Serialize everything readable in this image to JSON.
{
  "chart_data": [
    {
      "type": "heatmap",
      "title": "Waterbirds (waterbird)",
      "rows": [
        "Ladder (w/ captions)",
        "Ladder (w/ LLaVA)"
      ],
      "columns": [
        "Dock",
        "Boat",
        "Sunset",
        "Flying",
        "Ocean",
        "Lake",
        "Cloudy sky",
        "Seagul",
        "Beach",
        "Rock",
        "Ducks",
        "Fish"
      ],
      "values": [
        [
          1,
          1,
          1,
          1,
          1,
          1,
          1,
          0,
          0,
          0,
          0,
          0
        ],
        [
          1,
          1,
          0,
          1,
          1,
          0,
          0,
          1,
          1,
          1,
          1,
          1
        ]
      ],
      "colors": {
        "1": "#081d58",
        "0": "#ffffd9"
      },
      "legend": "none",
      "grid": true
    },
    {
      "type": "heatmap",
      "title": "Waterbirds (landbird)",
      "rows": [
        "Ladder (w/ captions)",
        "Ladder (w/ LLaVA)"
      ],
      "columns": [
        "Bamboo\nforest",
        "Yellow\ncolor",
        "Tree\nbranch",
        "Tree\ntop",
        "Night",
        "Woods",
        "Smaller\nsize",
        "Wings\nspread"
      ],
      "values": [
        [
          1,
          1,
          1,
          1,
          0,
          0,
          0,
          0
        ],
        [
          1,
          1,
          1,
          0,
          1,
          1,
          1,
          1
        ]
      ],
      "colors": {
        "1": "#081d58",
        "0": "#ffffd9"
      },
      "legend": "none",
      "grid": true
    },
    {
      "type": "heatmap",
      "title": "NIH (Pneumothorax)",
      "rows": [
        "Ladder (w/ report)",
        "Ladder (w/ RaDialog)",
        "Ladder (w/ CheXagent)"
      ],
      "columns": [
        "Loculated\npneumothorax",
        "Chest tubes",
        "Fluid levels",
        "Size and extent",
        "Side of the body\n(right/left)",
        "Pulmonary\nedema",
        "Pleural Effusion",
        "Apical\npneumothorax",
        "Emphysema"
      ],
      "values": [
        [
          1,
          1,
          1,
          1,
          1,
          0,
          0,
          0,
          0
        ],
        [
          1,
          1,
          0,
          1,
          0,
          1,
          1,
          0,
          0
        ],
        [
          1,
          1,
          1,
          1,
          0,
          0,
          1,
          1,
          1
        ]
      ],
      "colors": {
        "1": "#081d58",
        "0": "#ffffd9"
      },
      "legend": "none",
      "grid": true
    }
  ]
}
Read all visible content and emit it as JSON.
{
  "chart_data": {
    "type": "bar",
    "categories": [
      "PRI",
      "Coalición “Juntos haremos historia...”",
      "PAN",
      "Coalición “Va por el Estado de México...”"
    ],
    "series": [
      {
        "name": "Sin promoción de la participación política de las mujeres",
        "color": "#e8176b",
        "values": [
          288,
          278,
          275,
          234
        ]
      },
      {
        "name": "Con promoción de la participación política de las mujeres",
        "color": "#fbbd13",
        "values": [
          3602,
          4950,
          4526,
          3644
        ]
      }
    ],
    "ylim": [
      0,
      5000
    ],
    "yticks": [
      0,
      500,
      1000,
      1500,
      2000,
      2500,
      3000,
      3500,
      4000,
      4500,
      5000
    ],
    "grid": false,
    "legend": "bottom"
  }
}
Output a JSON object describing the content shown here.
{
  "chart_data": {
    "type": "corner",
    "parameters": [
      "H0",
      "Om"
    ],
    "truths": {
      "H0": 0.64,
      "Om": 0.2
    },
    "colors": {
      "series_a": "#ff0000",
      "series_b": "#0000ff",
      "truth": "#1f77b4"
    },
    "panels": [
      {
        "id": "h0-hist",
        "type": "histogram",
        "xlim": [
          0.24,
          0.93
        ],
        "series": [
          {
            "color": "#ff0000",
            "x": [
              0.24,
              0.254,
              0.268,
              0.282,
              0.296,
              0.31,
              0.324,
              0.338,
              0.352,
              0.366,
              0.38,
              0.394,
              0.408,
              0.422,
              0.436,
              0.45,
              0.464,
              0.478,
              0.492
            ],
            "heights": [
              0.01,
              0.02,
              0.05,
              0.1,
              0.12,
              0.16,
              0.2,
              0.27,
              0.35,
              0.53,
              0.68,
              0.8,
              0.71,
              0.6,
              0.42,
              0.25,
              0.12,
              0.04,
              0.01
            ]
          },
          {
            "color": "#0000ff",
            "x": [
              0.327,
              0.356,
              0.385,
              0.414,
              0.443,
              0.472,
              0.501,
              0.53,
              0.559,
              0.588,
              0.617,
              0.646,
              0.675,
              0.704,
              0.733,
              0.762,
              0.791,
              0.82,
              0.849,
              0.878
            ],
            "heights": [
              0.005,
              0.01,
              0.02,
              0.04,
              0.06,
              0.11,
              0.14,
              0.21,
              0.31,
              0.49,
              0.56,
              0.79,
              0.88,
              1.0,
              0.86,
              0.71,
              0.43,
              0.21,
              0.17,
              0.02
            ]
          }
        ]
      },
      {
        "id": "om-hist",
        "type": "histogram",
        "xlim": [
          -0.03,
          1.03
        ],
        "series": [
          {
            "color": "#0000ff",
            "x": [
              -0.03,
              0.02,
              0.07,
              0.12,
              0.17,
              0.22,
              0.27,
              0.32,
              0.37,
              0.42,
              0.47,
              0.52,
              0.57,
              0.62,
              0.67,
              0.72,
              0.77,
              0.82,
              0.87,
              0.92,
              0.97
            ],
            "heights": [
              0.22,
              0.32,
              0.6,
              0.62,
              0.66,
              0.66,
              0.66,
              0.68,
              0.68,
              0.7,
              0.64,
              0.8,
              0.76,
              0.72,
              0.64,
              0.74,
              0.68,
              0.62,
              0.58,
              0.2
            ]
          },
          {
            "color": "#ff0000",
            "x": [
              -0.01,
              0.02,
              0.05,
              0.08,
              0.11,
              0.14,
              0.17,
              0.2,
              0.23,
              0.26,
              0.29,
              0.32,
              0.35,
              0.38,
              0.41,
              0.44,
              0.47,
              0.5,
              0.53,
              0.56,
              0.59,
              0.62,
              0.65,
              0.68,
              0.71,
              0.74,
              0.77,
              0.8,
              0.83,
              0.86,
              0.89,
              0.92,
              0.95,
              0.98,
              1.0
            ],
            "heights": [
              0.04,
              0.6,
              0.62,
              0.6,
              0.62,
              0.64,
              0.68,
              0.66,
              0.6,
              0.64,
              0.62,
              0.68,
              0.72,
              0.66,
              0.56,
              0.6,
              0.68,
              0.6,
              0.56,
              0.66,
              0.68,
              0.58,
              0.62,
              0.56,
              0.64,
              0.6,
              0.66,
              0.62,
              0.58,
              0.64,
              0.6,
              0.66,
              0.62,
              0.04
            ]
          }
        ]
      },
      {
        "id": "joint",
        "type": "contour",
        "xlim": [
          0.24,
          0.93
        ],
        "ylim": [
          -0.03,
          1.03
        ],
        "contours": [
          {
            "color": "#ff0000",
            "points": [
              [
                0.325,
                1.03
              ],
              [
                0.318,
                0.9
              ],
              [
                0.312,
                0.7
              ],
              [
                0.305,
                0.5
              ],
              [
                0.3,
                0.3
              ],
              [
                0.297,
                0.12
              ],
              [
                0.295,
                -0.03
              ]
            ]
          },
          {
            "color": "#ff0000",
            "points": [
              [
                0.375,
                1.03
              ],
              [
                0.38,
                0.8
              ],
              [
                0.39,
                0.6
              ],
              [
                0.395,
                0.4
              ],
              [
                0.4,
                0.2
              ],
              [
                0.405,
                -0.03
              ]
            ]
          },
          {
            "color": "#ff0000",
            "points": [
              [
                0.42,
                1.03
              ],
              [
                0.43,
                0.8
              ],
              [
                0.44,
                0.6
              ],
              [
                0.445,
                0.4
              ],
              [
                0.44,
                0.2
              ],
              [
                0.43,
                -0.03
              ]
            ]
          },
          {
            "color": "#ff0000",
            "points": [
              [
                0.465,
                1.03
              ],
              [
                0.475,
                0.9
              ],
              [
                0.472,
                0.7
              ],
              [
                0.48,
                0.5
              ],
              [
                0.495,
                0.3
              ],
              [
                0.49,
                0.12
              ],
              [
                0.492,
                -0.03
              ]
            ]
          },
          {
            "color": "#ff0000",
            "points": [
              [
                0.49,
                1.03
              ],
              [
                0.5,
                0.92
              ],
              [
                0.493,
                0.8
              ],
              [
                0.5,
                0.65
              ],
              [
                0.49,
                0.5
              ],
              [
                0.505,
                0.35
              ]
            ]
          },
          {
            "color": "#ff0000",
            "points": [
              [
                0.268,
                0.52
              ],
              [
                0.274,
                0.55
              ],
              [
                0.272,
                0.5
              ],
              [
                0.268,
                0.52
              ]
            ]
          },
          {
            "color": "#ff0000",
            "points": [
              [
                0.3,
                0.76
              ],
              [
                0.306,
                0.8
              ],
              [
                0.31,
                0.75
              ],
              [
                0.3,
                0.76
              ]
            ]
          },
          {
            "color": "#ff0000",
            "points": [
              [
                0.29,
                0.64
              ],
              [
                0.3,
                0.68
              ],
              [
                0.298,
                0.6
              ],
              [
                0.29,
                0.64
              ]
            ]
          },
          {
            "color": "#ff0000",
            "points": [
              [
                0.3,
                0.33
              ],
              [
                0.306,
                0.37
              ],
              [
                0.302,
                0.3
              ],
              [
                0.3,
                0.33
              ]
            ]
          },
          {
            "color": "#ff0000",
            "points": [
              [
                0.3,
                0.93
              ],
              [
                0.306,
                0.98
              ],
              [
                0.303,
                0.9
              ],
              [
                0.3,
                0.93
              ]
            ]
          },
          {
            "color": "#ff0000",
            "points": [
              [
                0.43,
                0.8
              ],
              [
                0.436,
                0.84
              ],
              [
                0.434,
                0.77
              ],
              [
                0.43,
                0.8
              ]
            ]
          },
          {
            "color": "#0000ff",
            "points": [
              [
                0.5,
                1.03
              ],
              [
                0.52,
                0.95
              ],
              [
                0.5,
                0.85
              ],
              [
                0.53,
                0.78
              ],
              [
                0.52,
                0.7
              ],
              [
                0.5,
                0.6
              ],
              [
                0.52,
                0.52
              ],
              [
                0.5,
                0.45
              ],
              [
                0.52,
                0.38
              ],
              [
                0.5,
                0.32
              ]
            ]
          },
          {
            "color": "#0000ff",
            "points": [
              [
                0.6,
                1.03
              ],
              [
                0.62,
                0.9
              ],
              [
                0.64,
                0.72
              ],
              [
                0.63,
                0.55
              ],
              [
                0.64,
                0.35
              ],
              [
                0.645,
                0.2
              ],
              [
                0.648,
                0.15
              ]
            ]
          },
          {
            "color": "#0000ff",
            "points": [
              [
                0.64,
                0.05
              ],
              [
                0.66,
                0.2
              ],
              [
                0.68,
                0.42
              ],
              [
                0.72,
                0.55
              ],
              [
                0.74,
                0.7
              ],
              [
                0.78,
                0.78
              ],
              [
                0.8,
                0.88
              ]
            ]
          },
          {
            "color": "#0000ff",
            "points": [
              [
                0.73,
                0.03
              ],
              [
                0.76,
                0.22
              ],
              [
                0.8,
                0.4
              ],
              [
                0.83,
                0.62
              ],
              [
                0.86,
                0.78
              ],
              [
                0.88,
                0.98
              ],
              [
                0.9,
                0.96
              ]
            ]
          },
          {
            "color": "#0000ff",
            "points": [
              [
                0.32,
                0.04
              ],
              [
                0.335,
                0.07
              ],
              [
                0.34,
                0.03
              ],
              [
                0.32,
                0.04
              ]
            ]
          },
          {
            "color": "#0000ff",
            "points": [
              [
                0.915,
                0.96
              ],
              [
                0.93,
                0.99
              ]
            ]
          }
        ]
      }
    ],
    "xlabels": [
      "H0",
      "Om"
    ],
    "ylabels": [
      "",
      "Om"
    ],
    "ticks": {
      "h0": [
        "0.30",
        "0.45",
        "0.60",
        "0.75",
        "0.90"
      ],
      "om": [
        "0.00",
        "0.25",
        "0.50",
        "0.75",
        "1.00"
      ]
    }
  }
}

=-=-=-=-=

The request: Search the data for the word "mujeres" and copy each line where it appears.

Output for this exercise:
        "name": "Sin promoción de la participación política de las mujeres",
        "name": "Con promoción de la participación política de las mujeres",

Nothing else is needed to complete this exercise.